---------- DOCUMENT SOURCE

La possible arrivée de Mason Greenwood à l’OM a suscité de grosses controverses. Les uns n’hésitent pas à afficher un hashtag #WelcomeGreenwood sur les réseaux sociaux. Les autres s’opposent à sa venue, notamment à cause des violences conjugales rendues publiques par sa compagne. Qui a raison ? Qui a tort ? Et surtout, quels sont les arguments des uns et des autres ?

En attendant Greenwood

Fin juin, avant même que l’arrivée de De Zerbi ne soit officialisée, le média britannique The Athletic évoquait des pourparlers entre les dirigeants marseillais et l’attaquant mancunien de 22 ans. Rien d’officiel. Il s’agissait juste de tester le terrain et voir si le joueur serait intéressé pour venir à l’OM.

--------------------

PROBLÈME POSÉ 1:
Selon le document source sur Mason Greenwood, quel média a évoqué des pourparlers entre les dirigeants marseillais et l'attaquant ?
PROBLÈME POSÉ 2:
Pouvez-vous reprendre le document source sur Mason Greenwood à partir de sa dernière phrase et le poursuivre ?

---------- DONNÉES STOCKÉES

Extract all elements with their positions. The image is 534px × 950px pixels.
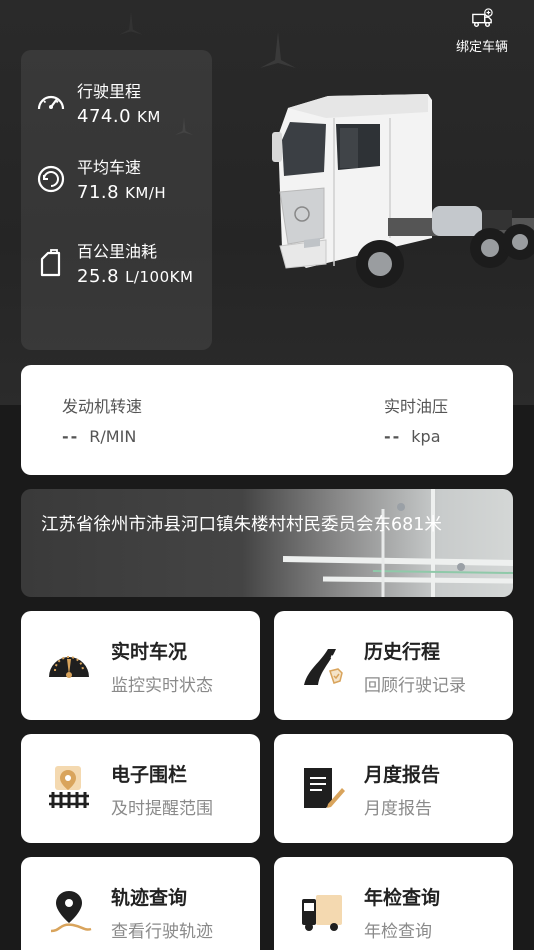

--------------------

RÉPONSE RÉDIGÉE 1:
Le média britannique The Athletic.

RÉPONSE RÉDIGÉE 2:
Avant même qu’il ne soit question d’un quelconque aspect financier ou bien d’avoir une déclaration publique d’un des protagonistes de la potentielle transaction, une affaire extra sportive concernant Mason Greenwood resurgit dans la presse et enflamme les réseaux sociaux. En janvier 2022, le joueur de Manchester United a été accusé de violences conjugales et tentative de viol par sa petite amie, Harriet Robson. Celle-ci avait posté sur internet les marques des coups portés sur elle lors de l’agression et son visage ensanglanté, accompagnés de ces mots : « Pour que tout le monde sache ce que Mason Greenwood me fait ». Même si les images sont retirées très vite, le club mancunien est au courant de l’affaire, qui sera instruite par la justice, et le joueur écarté des terrains.

En février 2023, les poursuites judiciaires sont abandonnées. Le Procureur déclarera que « la combinaison entre le désengagement de témoins clés et l’apparition de nouveaux éléments a montré qu’il n’y avait plus d’accusation envisageable ». Greenwood ne sera pas jugé par un tribunal. Actuellement, il est toujours en couple avec sa compagne. En juillet 2023, la presse annonce la naissance de leur enfant.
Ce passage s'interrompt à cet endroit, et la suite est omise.